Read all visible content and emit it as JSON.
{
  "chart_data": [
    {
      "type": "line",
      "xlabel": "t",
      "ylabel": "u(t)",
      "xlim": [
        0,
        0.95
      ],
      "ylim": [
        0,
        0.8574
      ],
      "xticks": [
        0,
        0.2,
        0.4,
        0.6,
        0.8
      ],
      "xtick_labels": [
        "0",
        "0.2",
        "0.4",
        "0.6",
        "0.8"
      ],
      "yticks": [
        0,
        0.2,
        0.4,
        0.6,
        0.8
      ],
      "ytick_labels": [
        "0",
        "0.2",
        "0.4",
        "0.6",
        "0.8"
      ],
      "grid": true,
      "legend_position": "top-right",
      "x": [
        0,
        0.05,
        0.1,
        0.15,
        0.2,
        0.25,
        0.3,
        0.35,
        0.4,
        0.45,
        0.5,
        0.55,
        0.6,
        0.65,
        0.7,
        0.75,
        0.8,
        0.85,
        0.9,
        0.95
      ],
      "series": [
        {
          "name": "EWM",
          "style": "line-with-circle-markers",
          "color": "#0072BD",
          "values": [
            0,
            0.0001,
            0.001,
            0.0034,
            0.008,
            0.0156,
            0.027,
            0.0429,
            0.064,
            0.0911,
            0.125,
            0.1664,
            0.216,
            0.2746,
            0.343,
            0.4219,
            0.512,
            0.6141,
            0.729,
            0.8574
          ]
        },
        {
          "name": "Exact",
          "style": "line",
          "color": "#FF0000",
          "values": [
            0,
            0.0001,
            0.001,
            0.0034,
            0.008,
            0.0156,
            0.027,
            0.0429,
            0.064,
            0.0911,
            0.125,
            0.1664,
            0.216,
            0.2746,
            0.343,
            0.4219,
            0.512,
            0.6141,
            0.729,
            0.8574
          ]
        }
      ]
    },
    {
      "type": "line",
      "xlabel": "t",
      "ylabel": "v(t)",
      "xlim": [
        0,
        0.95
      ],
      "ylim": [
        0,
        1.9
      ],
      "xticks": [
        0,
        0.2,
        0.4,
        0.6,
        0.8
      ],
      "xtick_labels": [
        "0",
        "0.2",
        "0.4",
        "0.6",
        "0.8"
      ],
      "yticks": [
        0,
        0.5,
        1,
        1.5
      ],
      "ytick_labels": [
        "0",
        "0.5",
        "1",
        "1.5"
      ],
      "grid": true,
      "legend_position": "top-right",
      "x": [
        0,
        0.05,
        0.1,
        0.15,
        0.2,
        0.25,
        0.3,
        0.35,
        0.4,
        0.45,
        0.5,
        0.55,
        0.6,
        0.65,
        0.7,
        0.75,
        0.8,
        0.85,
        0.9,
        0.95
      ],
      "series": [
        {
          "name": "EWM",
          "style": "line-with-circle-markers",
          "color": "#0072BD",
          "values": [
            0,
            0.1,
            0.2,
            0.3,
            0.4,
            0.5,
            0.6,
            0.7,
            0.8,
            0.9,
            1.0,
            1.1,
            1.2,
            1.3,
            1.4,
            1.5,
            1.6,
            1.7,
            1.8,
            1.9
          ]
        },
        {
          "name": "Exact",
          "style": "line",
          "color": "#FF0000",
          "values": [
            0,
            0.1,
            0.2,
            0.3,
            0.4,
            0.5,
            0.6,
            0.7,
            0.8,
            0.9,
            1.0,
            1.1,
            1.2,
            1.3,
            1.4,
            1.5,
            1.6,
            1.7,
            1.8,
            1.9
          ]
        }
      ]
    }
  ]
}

□ □ □ □ □

• _What the task requires_: Restate the listing above word for word.

• _Final result_:
Read all visible content and emit it as JSON.
{
  "chart_data": [
    {
      "type": "line",
      "xlabel": "t",
      "ylabel": "u(t)",
      "xlim": [
        0,
        0.95
      ],
      "ylim": [
        0,
        0.8574
      ],
      "xticks": [
        0,
        0.2,
        0.4,
        0.6,
        0.8
      ],
      "xtick_labels": [
        "0",
        "0.2",
        "0.4",
        "0.6",
        "0.8"
      ],
      "yticks": [
        0,
        0.2,
        0.4,
        0.6,
        0.8
      ],
      "ytick_labels": [
        "0",
        "0.2",
        "0.4",
        "0.6",
        "0.8"
      ],
      "grid": true,
      "legend_position": "top-right",
      "x": [
        0,
        0.05,
        0.1,
        0.15,
        0.2,
        0.25,
        0.3,
        0.35,
        0.4,
        0.45,
        0.5,
        0.55,
        0.6,
        0.65,
        0.7,
        0.75,
        0.8,
        0.85,
        0.9,
        0.95
      ],
      "series": [
        {
          "name": "EWM",
          "style": "line-with-circle-markers",
          "color": "#0072BD",
          "values": [
            0,
            0.0001,
            0.001,
            0.0034,
            0.008,
            0.0156,
            0.027,
            0.0429,
            0.064,
            0.0911,
            0.125,
            0.1664,
            0.216,
            0.2746,
            0.343,
            0.4219,
            0.512,
            0.6141,
            0.729,
            0.8574
          ]
        },
        {
          "name": "Exact",
          "style": "line",
          "color": "#FF0000",
          "values": [
            0,
            0.0001,
            0.001,
            0.0034,
            0.008,
            0.0156,
            0.027,
            0.0429,
            0.064,
            0.0911,
            0.125,
            0.1664,
            0.216,
            0.2746,
            0.343,
            0.4219,
            0.512,
            0.6141,
            0.729,
            0.8574
          ]
        }
      ]
    },
    {
      "type": "line",
      "xlabel": "t",
      "ylabel": "v(t)",
      "xlim": [
        0,
        0.95
      ],
      "ylim": [
        0,
        1.9
      ],
      "xticks": [
        0,
        0.2,
        0.4,
        0.6,
        0.8
      ],
      "xtick_labels": [
        "0",
        "0.2",
        "0.4",
        "0.6",
        "0.8"
      ],
      "yticks": [
        0,
        0.5,
        1,
        1.5
      ],
      "ytick_labels": [
        "0",
        "0.5",
        "1",
        "1.5"
      ],
      "grid": true,
      "legend_position": "top-right",
      "x": [
        0,
        0.05,
        0.1,
        0.15,
        0.2,
        0.25,
        0.3,
        0.35,
        0.4,
        0.45,
        0.5,
        0.55,
        0.6,
        0.65,
        0.7,
        0.75,
        0.8,
        0.85,
        0.9,
        0.95
      ],
      "series": [
        {
          "name": "EWM",
          "style": "line-with-circle-markers",
          "color": "#0072BD",
          "values": [
            0,
            0.1,
            0.2,
            0.3,
            0.4,
            0.5,
            0.6,
            0.7,
            0.8,
            0.9,
            1.0,
            1.1,
            1.2,
            1.3,
            1.4,
            1.5,
            1.6,
            1.7,
            1.8,
            1.9
          ]
        },
        {
          "name": "Exact",
          "style": "line",
          "color": "#FF0000",
          "values": [
            0,
            0.1,
            0.2,
            0.3,
            0.4,
            0.5,
            0.6,
            0.7,
            0.8,
            0.9,
            1.0,
            1.1,
            1.2,
            1.3,
            1.4,
            1.5,
            1.6,
            1.7,
            1.8,
            1.9
          ]
        }
      ]
    }
  ]
}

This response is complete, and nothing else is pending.